▸ Exercise aim
Show each line from the listing that includes the word "text".

▸ Data records
------------

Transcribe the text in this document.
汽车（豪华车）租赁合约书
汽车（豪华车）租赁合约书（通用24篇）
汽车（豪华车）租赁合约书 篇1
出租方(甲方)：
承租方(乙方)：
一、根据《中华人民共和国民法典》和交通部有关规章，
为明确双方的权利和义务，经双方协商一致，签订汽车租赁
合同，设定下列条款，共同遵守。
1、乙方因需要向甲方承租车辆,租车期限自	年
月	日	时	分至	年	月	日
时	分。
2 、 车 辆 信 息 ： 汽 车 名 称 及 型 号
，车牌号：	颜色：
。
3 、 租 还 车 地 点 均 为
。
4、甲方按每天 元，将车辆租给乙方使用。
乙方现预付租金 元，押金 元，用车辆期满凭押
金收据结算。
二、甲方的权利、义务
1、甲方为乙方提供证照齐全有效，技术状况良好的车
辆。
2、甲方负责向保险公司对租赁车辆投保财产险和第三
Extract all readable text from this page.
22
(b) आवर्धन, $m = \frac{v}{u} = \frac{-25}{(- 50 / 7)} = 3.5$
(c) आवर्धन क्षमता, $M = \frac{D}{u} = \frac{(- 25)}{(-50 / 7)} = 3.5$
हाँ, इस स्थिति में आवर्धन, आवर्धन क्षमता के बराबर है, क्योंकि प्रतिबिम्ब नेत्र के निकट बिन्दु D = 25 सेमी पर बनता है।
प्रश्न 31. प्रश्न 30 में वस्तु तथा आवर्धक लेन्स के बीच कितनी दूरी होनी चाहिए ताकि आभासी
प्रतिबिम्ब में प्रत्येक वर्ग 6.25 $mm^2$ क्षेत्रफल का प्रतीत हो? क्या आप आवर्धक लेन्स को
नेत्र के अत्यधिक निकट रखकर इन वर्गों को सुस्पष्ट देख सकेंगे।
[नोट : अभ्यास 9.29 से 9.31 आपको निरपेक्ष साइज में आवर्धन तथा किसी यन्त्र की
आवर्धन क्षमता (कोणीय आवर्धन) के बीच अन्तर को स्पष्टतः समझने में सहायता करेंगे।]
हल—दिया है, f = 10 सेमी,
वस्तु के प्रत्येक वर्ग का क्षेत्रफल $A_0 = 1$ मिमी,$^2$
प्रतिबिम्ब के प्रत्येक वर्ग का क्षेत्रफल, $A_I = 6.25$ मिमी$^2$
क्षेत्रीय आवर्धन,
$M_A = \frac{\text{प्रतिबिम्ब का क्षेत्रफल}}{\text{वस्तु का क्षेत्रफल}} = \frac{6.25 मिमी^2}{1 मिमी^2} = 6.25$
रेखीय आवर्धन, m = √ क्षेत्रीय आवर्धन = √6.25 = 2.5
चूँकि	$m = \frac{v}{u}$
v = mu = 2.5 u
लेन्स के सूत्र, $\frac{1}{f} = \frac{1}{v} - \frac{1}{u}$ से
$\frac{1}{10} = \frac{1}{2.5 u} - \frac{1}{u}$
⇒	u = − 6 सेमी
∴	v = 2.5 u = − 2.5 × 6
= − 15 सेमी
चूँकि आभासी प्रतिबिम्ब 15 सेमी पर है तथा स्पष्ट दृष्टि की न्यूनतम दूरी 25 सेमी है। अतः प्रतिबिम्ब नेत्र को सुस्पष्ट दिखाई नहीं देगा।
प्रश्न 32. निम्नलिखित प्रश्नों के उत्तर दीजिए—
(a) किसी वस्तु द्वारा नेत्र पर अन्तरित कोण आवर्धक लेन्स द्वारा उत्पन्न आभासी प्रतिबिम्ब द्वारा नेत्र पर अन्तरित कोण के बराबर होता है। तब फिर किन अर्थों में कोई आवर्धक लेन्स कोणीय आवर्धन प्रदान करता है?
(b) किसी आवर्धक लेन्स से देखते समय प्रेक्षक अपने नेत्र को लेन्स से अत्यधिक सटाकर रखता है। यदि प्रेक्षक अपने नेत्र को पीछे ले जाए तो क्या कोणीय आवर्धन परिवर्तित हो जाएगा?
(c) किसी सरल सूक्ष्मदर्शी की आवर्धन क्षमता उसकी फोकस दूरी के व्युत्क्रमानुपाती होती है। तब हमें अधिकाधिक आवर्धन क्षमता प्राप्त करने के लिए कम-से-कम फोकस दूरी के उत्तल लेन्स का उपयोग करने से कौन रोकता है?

------------

▸ Final result
Transcribe the text in this document.
Extract all readable text from this page.
$M_A = \frac{\text{प्रतिबिम्ब का क्षेत्रफल}}{\text{वस्तु का क्षेत्रफल}} = \frac{6.25 मिमी^2}{1 मिमी^2} = 6.25$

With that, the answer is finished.